EXERCISE INPUT:
--------------------

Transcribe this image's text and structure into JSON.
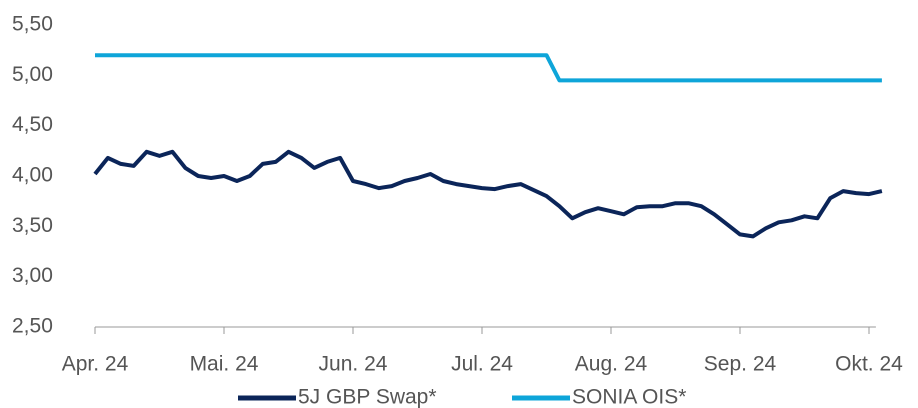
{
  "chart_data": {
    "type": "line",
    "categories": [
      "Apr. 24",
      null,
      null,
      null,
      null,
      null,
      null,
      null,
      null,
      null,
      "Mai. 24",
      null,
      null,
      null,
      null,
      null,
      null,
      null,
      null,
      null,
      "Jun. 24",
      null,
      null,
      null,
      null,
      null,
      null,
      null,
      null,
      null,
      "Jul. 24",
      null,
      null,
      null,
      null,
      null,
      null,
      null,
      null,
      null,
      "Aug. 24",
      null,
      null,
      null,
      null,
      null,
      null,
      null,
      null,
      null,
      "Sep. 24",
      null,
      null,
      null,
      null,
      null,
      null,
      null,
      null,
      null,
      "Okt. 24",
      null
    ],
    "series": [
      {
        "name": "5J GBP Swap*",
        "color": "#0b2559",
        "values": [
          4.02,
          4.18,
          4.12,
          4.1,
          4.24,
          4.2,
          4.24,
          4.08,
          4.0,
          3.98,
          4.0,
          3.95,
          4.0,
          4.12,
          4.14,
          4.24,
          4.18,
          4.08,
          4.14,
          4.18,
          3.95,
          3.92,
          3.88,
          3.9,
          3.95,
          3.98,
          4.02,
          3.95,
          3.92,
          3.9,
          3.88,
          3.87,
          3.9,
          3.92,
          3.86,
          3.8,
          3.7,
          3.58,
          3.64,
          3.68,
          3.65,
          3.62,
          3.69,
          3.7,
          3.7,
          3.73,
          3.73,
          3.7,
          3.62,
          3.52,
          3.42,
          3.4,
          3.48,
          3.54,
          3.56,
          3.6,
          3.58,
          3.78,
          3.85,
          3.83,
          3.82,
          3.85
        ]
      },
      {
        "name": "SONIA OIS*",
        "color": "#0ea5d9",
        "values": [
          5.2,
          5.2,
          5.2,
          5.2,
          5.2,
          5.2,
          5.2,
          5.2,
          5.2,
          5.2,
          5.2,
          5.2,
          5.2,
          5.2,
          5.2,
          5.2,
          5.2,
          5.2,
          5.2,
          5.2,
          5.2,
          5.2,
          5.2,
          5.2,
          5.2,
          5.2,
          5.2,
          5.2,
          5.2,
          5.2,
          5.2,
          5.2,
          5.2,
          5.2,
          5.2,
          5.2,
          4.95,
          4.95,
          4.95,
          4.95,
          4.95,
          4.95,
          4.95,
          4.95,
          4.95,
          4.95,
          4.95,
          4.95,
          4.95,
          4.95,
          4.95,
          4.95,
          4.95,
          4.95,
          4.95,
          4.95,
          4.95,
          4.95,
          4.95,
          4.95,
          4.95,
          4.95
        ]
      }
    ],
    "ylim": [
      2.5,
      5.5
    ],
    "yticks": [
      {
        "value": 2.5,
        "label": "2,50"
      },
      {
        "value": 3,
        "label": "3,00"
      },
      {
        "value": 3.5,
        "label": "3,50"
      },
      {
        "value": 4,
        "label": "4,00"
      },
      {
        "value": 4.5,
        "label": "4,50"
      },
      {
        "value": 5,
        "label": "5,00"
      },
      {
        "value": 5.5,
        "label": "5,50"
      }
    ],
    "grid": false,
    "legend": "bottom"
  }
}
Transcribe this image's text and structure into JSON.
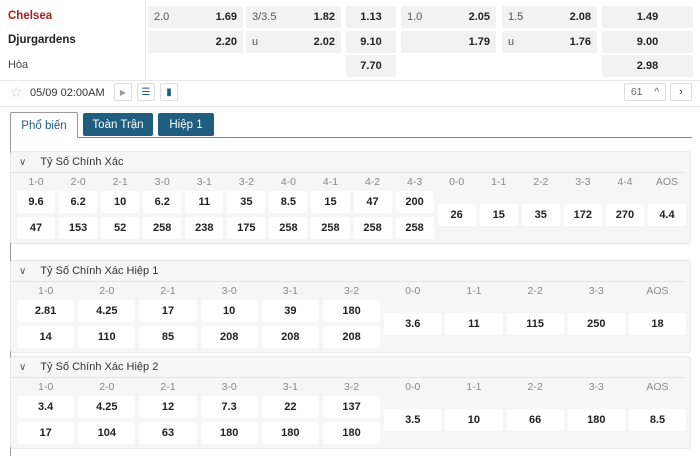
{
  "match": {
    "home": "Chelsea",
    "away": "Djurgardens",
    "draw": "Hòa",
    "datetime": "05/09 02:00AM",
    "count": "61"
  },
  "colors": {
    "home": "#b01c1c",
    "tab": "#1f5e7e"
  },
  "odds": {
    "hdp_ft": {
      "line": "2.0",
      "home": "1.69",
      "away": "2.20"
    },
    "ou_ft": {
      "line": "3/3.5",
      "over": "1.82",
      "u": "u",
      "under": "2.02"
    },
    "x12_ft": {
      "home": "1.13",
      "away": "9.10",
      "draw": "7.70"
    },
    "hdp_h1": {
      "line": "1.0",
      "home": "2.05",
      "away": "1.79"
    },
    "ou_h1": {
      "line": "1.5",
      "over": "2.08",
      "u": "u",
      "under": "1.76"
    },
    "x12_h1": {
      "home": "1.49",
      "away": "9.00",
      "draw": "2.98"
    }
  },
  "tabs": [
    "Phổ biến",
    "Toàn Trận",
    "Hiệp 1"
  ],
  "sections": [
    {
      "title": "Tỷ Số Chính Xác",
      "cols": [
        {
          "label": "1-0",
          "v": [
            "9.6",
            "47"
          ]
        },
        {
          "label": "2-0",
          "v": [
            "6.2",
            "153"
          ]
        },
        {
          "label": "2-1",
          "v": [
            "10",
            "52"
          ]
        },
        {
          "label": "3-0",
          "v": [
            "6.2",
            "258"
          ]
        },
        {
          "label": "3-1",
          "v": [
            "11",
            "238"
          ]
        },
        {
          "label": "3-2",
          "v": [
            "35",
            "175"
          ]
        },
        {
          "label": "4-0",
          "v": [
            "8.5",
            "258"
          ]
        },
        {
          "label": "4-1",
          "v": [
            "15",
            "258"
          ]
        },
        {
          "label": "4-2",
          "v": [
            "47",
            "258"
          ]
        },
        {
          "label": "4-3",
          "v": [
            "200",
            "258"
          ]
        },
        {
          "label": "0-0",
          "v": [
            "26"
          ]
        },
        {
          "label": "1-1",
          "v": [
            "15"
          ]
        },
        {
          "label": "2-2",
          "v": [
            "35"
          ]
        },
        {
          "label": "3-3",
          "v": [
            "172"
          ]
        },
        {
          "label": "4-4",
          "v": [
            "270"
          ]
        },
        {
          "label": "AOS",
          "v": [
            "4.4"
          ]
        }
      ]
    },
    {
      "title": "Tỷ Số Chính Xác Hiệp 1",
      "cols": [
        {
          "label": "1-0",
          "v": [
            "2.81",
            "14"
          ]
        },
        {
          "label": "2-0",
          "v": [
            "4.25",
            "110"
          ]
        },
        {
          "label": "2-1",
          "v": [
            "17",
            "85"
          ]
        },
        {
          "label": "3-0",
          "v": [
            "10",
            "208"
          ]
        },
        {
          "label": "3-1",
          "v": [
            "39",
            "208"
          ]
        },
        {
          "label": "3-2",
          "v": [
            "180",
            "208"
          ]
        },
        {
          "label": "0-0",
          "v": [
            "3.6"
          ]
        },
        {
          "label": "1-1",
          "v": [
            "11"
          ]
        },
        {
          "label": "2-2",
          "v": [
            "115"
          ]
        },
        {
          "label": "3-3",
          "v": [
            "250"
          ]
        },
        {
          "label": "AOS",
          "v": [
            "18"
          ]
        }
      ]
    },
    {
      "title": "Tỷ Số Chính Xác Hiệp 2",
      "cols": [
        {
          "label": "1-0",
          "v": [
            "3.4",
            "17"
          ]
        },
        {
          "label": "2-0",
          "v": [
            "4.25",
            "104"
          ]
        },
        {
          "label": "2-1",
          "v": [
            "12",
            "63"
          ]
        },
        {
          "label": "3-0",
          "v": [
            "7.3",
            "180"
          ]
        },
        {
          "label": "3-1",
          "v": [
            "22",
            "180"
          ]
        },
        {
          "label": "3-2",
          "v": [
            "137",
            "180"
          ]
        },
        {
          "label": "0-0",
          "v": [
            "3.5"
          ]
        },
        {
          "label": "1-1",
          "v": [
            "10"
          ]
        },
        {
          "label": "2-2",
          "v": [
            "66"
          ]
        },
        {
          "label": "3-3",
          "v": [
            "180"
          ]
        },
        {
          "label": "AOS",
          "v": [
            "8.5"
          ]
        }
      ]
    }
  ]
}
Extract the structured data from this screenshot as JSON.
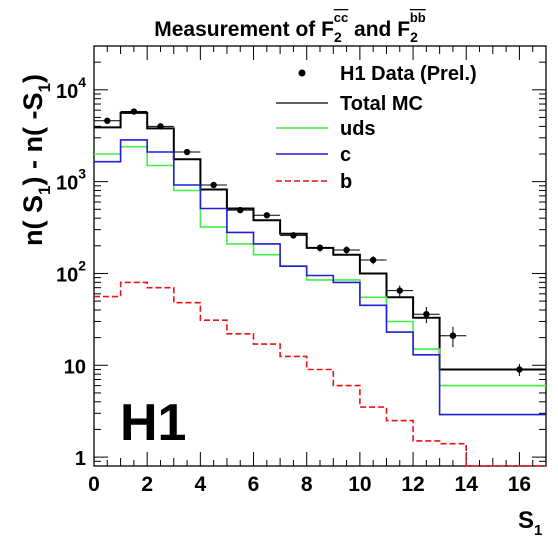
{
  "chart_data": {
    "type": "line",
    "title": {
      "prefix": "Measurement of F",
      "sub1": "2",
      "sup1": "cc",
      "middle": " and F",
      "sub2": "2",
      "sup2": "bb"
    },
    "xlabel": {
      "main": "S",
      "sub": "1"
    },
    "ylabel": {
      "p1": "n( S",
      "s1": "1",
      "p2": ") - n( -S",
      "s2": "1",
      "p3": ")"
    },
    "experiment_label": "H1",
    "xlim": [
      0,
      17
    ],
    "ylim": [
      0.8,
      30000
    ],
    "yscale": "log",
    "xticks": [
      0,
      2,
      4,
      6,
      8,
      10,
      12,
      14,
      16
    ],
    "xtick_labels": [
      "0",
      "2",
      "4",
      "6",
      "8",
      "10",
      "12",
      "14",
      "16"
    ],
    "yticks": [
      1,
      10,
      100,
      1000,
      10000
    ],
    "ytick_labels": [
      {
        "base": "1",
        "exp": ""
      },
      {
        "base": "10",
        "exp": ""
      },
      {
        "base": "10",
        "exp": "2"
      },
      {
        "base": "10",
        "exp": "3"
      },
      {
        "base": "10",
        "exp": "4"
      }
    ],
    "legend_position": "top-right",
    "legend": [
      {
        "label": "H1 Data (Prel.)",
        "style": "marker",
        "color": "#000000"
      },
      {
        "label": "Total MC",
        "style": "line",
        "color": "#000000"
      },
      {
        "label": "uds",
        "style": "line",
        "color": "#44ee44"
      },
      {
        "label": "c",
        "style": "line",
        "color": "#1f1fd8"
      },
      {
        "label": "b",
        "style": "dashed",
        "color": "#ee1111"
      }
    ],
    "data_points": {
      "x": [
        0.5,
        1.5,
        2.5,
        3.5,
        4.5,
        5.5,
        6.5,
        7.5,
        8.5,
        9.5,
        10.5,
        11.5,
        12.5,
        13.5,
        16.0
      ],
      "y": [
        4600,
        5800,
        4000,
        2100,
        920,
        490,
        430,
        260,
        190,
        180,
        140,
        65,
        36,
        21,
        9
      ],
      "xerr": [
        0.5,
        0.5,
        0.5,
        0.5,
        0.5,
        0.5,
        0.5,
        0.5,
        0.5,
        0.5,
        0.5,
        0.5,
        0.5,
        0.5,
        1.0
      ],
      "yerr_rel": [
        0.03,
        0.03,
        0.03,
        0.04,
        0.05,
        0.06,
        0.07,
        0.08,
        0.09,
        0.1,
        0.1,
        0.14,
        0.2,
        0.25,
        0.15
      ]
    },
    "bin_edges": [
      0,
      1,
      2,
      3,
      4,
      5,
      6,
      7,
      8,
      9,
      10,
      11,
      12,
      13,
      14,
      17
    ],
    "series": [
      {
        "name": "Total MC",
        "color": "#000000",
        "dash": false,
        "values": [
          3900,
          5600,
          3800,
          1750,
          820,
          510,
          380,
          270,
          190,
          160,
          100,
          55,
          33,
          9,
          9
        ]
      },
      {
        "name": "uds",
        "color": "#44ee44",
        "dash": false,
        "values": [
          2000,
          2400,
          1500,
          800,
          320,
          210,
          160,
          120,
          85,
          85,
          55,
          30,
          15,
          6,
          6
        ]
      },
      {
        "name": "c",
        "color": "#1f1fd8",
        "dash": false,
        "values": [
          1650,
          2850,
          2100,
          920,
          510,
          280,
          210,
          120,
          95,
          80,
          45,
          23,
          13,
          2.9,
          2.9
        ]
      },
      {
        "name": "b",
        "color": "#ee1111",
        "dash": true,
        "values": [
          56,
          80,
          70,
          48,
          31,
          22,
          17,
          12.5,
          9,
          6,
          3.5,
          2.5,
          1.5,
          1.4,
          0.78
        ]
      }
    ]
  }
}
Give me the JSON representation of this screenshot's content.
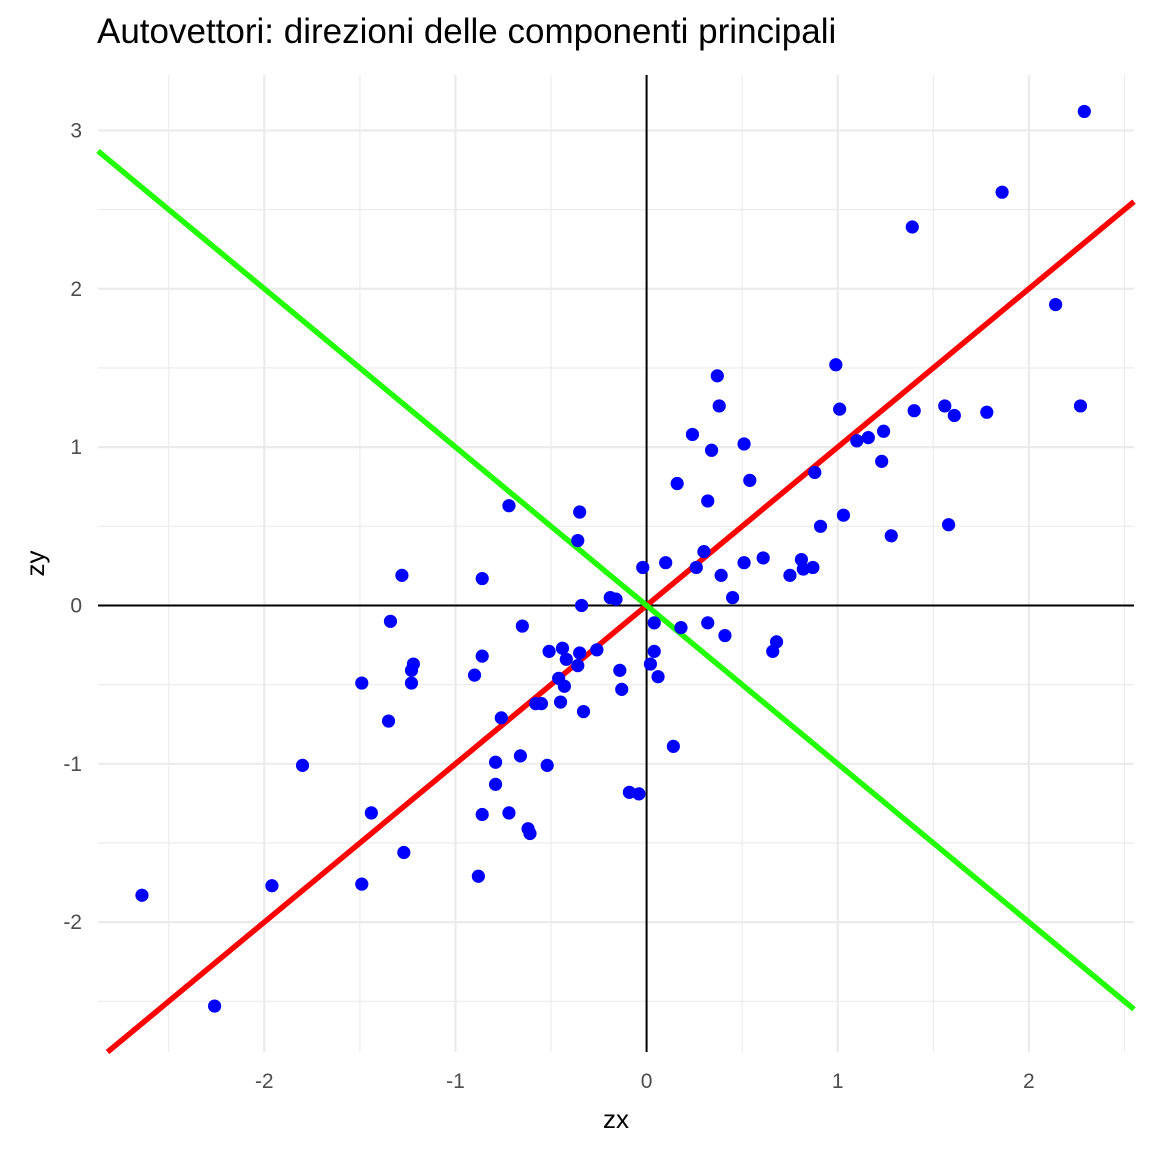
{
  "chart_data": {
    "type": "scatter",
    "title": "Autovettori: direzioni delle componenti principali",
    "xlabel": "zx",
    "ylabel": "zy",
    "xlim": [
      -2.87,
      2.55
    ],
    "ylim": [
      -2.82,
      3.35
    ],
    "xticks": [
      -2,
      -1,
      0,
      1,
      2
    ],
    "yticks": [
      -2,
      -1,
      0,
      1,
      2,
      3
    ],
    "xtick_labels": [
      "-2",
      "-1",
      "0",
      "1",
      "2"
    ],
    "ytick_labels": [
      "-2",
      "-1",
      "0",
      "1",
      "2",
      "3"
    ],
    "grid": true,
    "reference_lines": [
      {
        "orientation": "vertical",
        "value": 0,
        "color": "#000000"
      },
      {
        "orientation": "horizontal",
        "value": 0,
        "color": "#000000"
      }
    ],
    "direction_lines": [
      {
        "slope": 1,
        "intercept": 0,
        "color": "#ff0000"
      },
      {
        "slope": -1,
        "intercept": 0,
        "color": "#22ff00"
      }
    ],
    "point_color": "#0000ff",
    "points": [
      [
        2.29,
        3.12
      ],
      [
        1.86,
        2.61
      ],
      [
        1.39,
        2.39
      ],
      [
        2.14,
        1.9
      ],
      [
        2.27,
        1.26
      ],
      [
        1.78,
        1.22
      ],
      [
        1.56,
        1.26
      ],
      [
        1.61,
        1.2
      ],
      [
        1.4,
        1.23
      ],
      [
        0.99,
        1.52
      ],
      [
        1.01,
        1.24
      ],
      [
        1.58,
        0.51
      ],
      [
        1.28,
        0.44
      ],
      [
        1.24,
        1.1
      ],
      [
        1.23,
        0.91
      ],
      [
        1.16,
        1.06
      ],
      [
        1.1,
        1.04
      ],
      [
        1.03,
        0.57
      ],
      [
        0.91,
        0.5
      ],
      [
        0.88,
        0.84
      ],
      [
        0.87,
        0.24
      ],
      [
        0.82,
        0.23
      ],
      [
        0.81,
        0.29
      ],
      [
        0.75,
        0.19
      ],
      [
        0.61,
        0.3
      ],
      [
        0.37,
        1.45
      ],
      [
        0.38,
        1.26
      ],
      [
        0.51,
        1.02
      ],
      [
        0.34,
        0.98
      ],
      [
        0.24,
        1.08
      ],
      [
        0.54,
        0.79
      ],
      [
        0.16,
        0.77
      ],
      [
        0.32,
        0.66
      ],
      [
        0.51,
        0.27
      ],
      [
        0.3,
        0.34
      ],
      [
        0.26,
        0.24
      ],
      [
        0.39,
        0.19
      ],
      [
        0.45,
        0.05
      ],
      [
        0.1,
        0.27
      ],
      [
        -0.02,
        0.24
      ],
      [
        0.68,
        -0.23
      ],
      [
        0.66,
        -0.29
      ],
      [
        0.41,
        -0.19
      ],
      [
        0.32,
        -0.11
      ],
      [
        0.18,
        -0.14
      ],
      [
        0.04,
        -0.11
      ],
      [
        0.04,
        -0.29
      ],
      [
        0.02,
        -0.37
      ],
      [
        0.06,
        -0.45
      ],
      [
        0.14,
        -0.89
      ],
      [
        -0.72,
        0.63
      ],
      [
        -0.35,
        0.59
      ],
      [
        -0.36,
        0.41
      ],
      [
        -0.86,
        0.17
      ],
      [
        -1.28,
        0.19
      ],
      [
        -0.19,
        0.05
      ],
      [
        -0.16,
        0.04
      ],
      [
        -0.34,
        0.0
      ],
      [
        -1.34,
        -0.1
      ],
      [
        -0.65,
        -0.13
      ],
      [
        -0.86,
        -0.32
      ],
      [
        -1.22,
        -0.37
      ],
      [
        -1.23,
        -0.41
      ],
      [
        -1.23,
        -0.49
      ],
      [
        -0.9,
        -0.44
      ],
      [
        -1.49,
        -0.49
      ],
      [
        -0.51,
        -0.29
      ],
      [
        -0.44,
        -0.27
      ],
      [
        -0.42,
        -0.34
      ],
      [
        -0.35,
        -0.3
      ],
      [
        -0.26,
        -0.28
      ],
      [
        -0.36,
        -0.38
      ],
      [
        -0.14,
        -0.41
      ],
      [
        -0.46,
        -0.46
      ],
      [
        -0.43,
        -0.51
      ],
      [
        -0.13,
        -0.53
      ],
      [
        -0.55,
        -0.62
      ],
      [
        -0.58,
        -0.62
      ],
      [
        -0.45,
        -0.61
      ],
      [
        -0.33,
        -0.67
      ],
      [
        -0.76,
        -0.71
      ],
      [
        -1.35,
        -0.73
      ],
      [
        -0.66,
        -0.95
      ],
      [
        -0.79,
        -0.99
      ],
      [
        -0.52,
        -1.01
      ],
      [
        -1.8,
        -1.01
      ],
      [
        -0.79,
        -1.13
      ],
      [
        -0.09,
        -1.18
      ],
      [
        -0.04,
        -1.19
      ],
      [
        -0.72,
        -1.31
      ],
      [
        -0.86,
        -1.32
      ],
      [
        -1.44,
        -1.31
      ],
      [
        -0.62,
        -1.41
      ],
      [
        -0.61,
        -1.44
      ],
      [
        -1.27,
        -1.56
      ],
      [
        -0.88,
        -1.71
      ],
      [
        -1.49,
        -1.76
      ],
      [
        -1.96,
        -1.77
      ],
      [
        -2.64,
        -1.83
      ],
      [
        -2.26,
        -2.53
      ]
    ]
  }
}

--------------------

State how many lines of the records above contain "JSON", with no words besides the number.

SOLVED PROBLEM: 4